■ **Problem requirements**: Your task is to show every line in the listing below that includes "section".

■ **Extracted material**:
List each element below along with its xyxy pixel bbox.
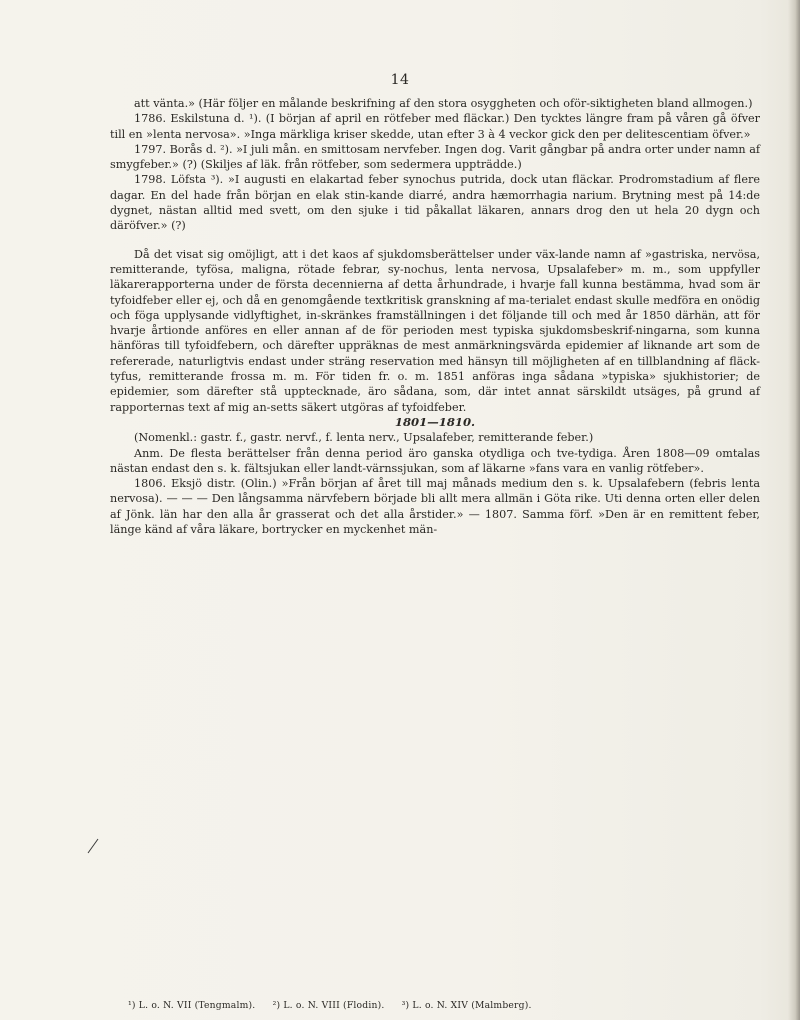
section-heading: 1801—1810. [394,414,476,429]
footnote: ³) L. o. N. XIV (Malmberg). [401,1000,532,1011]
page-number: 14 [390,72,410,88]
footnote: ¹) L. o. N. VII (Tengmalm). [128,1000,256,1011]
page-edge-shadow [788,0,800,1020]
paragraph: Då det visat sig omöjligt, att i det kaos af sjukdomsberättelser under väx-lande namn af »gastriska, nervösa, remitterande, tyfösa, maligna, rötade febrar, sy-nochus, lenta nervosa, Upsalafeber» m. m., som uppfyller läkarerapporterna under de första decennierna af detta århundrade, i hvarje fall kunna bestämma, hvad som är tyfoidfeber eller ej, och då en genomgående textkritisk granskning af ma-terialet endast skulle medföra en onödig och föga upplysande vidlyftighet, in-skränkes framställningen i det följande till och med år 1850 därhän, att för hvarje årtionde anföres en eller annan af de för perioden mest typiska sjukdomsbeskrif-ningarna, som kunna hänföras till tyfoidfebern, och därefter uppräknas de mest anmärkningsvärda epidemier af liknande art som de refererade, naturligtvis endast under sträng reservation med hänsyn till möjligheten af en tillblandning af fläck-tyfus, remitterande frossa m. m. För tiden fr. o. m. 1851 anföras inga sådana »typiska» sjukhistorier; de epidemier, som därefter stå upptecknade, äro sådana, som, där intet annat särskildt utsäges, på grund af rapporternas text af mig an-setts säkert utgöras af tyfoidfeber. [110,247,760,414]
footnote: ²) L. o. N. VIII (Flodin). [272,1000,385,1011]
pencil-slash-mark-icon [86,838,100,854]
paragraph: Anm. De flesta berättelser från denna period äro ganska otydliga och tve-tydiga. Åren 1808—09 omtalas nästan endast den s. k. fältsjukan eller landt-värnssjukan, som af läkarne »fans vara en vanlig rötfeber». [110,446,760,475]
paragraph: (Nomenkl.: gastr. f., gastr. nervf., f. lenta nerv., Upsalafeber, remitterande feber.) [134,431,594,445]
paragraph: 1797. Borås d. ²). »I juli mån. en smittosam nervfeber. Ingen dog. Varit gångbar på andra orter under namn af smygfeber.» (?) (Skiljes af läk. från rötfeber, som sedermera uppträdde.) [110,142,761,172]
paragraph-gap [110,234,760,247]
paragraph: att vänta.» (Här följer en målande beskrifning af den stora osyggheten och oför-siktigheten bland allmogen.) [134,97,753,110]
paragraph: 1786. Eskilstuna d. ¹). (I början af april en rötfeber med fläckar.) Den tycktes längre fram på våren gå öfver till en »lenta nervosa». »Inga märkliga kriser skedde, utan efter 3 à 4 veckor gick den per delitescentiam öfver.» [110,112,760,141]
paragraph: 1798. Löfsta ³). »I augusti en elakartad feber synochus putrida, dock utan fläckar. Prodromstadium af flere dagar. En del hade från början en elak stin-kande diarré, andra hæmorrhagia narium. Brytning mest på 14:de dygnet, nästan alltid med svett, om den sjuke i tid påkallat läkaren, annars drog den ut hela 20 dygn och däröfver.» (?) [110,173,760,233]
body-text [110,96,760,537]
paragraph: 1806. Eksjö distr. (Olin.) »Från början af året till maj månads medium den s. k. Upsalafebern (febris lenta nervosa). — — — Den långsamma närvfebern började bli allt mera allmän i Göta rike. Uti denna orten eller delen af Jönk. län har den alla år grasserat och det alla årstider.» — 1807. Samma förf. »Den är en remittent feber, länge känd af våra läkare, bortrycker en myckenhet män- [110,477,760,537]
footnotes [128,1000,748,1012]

* * *

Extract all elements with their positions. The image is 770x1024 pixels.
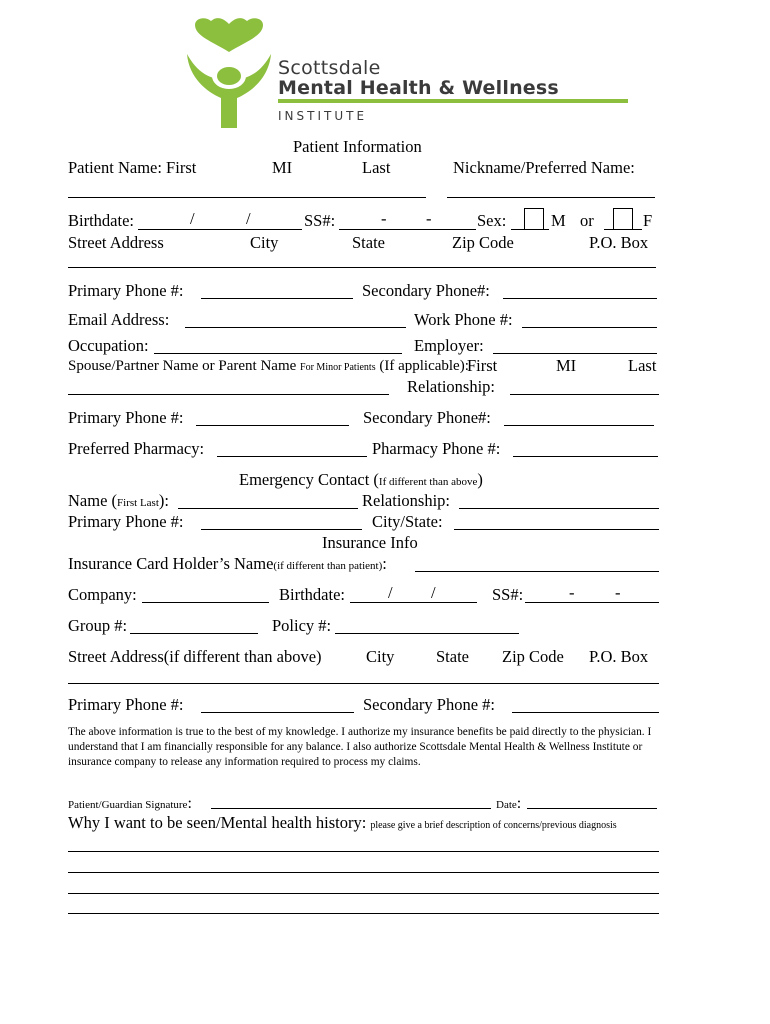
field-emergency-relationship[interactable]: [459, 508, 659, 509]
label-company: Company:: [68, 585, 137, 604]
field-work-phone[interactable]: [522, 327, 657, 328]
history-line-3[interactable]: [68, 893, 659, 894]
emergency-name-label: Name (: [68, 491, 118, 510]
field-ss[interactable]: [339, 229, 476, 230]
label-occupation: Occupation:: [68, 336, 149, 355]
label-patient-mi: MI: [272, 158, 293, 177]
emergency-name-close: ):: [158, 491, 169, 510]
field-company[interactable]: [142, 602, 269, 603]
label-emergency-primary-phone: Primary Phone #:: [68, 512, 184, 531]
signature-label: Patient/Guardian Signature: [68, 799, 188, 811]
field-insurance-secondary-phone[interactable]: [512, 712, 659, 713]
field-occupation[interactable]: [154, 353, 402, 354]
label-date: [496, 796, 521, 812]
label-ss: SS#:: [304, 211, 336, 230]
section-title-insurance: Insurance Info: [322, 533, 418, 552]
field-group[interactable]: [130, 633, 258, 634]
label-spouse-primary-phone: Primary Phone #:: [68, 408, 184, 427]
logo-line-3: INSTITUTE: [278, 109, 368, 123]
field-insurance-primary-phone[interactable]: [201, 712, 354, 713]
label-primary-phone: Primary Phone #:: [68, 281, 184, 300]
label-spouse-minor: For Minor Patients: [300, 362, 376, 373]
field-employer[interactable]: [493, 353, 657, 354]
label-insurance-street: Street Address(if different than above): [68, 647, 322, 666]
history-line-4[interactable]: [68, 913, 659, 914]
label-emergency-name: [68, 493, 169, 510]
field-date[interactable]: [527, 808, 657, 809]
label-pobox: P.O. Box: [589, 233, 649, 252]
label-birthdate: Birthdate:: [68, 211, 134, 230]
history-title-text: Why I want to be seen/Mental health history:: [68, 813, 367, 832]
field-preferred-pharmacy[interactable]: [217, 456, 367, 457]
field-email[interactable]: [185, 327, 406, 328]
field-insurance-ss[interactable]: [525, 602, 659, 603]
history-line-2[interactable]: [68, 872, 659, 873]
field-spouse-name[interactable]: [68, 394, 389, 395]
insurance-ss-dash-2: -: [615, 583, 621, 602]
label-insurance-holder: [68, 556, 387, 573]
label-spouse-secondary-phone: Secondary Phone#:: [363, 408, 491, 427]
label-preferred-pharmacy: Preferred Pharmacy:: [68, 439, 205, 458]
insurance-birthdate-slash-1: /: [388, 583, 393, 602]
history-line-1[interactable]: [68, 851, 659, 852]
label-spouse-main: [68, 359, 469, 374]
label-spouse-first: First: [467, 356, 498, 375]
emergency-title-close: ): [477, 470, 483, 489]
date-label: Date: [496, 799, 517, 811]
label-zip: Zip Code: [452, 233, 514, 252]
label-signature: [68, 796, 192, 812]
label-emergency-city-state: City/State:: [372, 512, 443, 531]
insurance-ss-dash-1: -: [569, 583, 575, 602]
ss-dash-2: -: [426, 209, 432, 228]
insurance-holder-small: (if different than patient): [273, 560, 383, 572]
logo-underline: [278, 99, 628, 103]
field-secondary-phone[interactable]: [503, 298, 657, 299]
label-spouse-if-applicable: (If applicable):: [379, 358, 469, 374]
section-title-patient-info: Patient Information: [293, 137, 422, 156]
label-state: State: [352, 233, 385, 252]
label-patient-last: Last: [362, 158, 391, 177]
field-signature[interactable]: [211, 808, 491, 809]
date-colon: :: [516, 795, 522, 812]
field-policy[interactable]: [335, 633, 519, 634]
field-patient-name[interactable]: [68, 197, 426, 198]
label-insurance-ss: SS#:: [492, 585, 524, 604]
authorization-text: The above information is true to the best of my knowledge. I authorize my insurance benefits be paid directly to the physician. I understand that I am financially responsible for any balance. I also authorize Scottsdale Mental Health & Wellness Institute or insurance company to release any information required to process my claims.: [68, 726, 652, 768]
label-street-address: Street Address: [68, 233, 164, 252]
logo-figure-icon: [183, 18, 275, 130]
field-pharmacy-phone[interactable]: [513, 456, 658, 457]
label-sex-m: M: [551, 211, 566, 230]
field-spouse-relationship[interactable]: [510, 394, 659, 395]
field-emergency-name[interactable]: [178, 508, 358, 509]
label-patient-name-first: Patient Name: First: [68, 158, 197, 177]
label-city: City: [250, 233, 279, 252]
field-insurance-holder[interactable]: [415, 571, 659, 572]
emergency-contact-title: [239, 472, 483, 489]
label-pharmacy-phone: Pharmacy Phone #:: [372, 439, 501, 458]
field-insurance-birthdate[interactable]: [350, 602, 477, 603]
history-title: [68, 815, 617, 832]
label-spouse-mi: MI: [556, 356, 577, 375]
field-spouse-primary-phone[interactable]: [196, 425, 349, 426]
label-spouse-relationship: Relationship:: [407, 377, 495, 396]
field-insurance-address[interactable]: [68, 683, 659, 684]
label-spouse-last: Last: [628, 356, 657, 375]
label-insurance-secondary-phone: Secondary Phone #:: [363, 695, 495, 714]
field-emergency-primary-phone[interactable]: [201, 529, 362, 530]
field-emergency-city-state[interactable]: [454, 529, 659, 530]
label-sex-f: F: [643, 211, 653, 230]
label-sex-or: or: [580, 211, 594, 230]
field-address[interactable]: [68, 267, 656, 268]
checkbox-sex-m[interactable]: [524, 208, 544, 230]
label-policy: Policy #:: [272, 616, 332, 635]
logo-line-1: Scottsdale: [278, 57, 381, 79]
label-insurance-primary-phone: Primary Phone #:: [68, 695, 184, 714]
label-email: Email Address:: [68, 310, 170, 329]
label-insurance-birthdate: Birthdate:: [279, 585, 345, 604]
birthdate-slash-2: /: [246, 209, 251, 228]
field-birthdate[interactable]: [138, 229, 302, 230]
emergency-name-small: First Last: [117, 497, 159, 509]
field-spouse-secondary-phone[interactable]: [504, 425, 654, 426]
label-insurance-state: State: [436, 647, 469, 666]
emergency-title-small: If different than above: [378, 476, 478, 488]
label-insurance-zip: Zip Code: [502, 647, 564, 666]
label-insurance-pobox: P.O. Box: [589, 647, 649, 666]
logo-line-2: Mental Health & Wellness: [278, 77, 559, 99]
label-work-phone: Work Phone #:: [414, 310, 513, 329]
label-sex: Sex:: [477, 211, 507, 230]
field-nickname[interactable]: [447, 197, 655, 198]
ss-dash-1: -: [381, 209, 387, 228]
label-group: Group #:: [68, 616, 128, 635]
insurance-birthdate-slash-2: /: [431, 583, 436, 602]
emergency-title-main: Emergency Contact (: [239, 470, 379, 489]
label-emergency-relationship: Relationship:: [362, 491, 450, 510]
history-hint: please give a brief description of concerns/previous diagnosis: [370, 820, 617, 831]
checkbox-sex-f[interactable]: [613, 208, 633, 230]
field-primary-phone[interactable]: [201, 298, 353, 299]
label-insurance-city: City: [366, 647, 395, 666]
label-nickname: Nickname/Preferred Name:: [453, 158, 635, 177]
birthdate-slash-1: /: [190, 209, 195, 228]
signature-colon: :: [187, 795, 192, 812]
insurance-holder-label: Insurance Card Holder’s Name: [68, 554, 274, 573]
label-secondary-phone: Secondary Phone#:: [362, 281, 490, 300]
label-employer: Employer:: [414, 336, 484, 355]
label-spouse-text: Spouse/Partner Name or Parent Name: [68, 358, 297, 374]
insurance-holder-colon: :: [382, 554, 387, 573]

■ **Your solution**:
section-heading: 1801—1810. [394,414,476,429]
section-title-insurance: Insurance Info: [322, 533, 418, 552]
section-title-patient-info: Patient Information: [293, 137, 422, 156]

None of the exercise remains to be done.